begin

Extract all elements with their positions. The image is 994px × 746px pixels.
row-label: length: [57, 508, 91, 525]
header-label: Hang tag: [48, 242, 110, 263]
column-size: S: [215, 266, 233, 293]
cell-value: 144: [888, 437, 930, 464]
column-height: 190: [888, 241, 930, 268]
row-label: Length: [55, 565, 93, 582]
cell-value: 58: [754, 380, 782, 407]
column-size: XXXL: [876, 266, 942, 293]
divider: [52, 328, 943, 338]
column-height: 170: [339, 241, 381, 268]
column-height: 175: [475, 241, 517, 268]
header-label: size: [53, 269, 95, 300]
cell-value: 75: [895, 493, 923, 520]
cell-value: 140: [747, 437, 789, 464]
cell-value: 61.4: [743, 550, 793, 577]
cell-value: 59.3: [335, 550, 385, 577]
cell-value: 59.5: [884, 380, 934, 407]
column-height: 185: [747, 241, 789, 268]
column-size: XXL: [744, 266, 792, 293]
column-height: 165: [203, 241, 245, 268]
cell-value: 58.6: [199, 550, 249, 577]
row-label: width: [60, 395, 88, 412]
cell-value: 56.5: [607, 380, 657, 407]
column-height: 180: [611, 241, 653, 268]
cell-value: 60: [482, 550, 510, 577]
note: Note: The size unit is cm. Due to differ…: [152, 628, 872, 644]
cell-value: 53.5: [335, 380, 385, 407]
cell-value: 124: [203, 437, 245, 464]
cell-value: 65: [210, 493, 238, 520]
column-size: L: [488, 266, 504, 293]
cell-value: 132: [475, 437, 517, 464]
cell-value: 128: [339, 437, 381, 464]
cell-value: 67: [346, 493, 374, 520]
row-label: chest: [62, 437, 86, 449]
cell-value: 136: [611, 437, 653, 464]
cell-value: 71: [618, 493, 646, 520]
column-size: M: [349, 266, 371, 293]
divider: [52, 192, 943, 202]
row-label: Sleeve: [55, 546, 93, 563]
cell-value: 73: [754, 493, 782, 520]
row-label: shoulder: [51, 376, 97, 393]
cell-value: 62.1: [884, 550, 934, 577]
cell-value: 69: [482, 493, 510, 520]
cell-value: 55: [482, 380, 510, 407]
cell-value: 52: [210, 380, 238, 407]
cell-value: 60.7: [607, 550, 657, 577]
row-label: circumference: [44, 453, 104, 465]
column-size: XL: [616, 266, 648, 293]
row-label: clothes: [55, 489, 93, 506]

end

GIVEN TASK | Switch "circumference" to "girth" in the lines above and leave everything else as it is.

SOLUTION |
Extract all elements with their positions. The image is 994px × 746px pixels.
row-label: length: [57, 508, 91, 525]
header-label: Hang tag: [48, 242, 110, 263]
column-size: S: [215, 266, 233, 293]
cell-value: 144: [888, 437, 930, 464]
column-height: 190: [888, 241, 930, 268]
row-label: Length: [55, 565, 93, 582]
cell-value: 58: [754, 380, 782, 407]
column-size: XXXL: [876, 266, 942, 293]
divider: [52, 328, 943, 338]
column-height: 170: [339, 241, 381, 268]
column-height: 175: [475, 241, 517, 268]
header-label: size: [53, 269, 95, 300]
cell-value: 75: [895, 493, 923, 520]
cell-value: 140: [747, 437, 789, 464]
cell-value: 61.4: [743, 550, 793, 577]
cell-value: 59.3: [335, 550, 385, 577]
cell-value: 59.5: [884, 380, 934, 407]
column-height: 185: [747, 241, 789, 268]
column-size: XXL: [744, 266, 792, 293]
column-height: 165: [203, 241, 245, 268]
cell-value: 58.6: [199, 550, 249, 577]
row-label: width: [60, 395, 88, 412]
cell-value: 56.5: [607, 380, 657, 407]
column-height: 180: [611, 241, 653, 268]
cell-value: 60: [482, 550, 510, 577]
note: Note: The size unit is cm. Due to differ…: [152, 628, 872, 644]
cell-value: 53.5: [335, 380, 385, 407]
cell-value: 124: [203, 437, 245, 464]
cell-value: 65: [210, 493, 238, 520]
column-size: L: [488, 266, 504, 293]
cell-value: 132: [475, 437, 517, 464]
cell-value: 128: [339, 437, 381, 464]
cell-value: 67: [346, 493, 374, 520]
row-label: chest: [62, 437, 86, 449]
cell-value: 136: [611, 437, 653, 464]
cell-value: 71: [618, 493, 646, 520]
column-size: M: [349, 266, 371, 293]
divider: [52, 192, 943, 202]
row-label: Sleeve: [55, 546, 93, 563]
cell-value: 73: [754, 493, 782, 520]
row-label: shoulder: [51, 376, 97, 393]
cell-value: 62.1: [884, 550, 934, 577]
cell-value: 69: [482, 493, 510, 520]
cell-value: 55: [482, 380, 510, 407]
cell-value: 52: [210, 380, 238, 407]
cell-value: 60.7: [607, 550, 657, 577]
row-label: girth: [44, 453, 104, 465]
column-size: XL: [616, 266, 648, 293]
row-label: clothes: [55, 489, 93, 506]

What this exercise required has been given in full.